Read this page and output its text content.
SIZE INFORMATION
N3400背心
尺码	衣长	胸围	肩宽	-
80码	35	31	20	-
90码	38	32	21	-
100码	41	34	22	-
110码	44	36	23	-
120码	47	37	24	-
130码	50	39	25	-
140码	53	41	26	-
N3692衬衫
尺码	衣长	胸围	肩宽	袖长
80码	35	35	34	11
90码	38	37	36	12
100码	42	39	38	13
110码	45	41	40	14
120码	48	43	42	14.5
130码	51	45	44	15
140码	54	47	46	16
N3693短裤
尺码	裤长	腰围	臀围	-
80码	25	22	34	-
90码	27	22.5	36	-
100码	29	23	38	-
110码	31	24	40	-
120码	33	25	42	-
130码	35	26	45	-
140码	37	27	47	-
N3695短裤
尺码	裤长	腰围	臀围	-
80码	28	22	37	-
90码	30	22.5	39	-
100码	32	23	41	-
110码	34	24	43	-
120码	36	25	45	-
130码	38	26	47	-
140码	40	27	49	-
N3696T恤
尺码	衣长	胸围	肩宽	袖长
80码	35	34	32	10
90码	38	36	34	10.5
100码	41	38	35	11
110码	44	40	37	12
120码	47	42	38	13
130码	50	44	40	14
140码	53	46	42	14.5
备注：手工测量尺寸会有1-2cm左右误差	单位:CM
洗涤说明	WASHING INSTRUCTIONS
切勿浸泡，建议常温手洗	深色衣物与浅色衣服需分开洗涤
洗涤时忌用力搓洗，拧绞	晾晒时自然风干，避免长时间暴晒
+ + + + + + +
* [STATED EXERCISE]: Reproduce the data, keeping every line exactly the same.

* [WORKED ANSWER]:
Read this page and output its text content.
SIZE INFORMATION
N3400背心
尺码	衣长	胸围	肩宽	-
80码	35	31	20	-
90码	38	32	21	-
100码	41	34	22	-
110码	44	36	23	-
120码	47	37	24	-
130码	50	39	25	-
140码	53	41	26	-
N3692衬衫
尺码	衣长	胸围	肩宽	袖长
80码	35	35	34	11
90码	38	37	36	12
100码	42	39	38	13
110码	45	41	40	14
120码	48	43	42	14.5
130码	51	45	44	15
140码	54	47	46	16
N3693短裤
尺码	裤长	腰围	臀围	-
80码	25	22	34	-
90码	27	22.5	36	-
100码	29	23	38	-
110码	31	24	40	-
120码	33	25	42	-
130码	35	26	45	-
140码	37	27	47	-
N3695短裤
尺码	裤长	腰围	臀围	-
80码	28	22	37	-
90码	30	22.5	39	-
100码	32	23	41	-
110码	34	24	43	-
120码	36	25	45	-
130码	38	26	47	-
140码	40	27	49	-
N3696T恤
尺码	衣长	胸围	肩宽	袖长
80码	35	34	32	10
90码	38	36	34	10.5
100码	41	38	35	11
110码	44	40	37	12
120码	47	42	38	13
130码	50	44	40	14
140码	53	46	42	14.5
备注：手工测量尺寸会有1-2cm左右误差	单位:CM
洗涤说明	WASHING INSTRUCTIONS
切勿浸泡，建议常温手洗	深色衣物与浅色衣服需分开洗涤
洗涤时忌用力搓洗，拧绞	晾晒时自然风干，避免长时间暴晒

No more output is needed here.